--- start ---

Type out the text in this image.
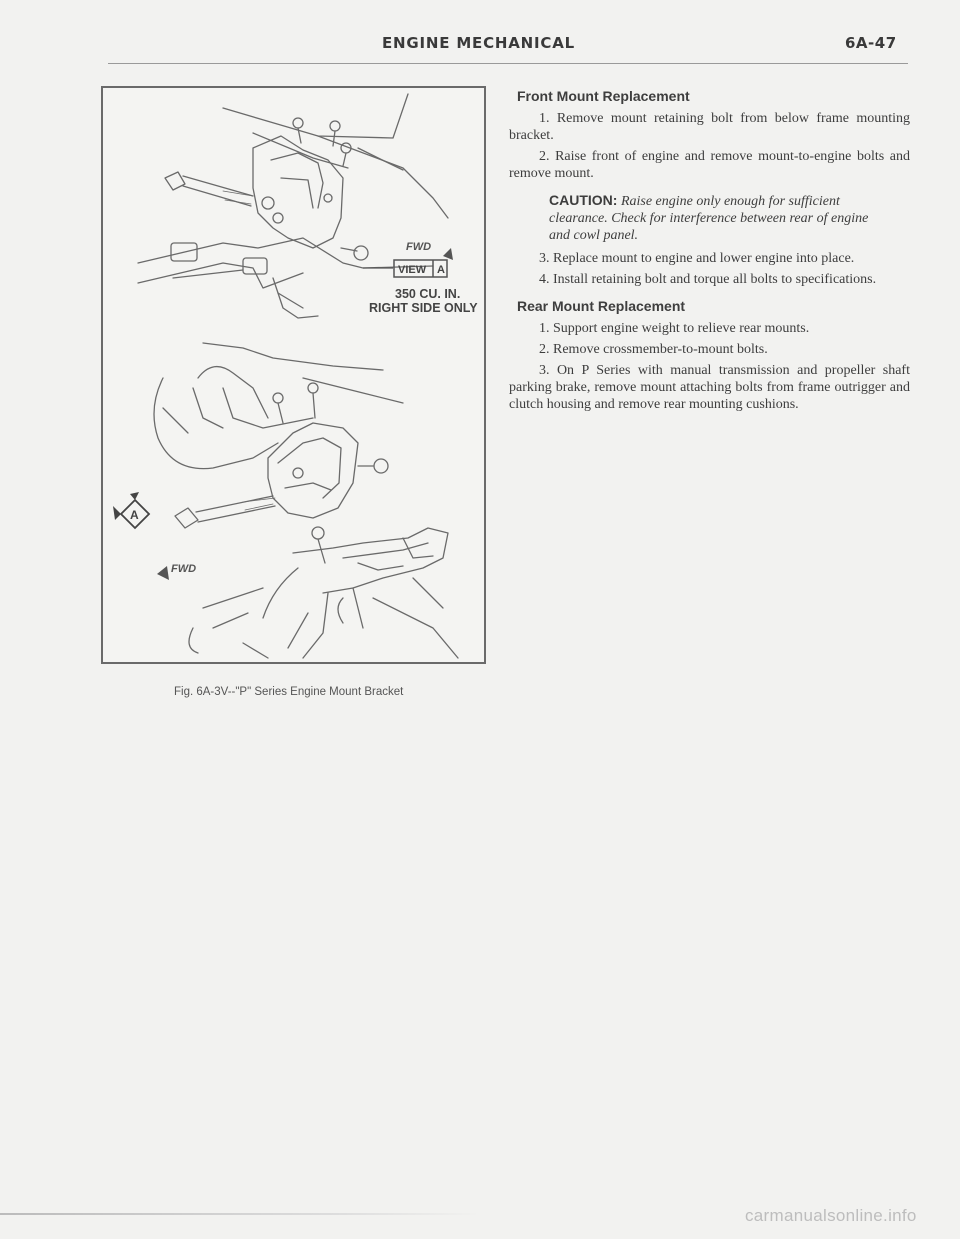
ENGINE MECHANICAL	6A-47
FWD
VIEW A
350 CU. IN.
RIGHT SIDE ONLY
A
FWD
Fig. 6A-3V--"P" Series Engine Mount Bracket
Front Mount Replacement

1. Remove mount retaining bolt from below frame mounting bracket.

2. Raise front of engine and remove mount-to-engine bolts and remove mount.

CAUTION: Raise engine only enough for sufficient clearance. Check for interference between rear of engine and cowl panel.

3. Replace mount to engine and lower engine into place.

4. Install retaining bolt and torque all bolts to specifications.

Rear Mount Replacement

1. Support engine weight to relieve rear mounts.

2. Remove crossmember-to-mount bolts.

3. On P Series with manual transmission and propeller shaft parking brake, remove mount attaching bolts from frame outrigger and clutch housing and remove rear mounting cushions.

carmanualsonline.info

--- end ---

▸ **Task requirements**
Of the lines in this data, how many contain "from"? Reply with only the number.

▸ **Complete response**
2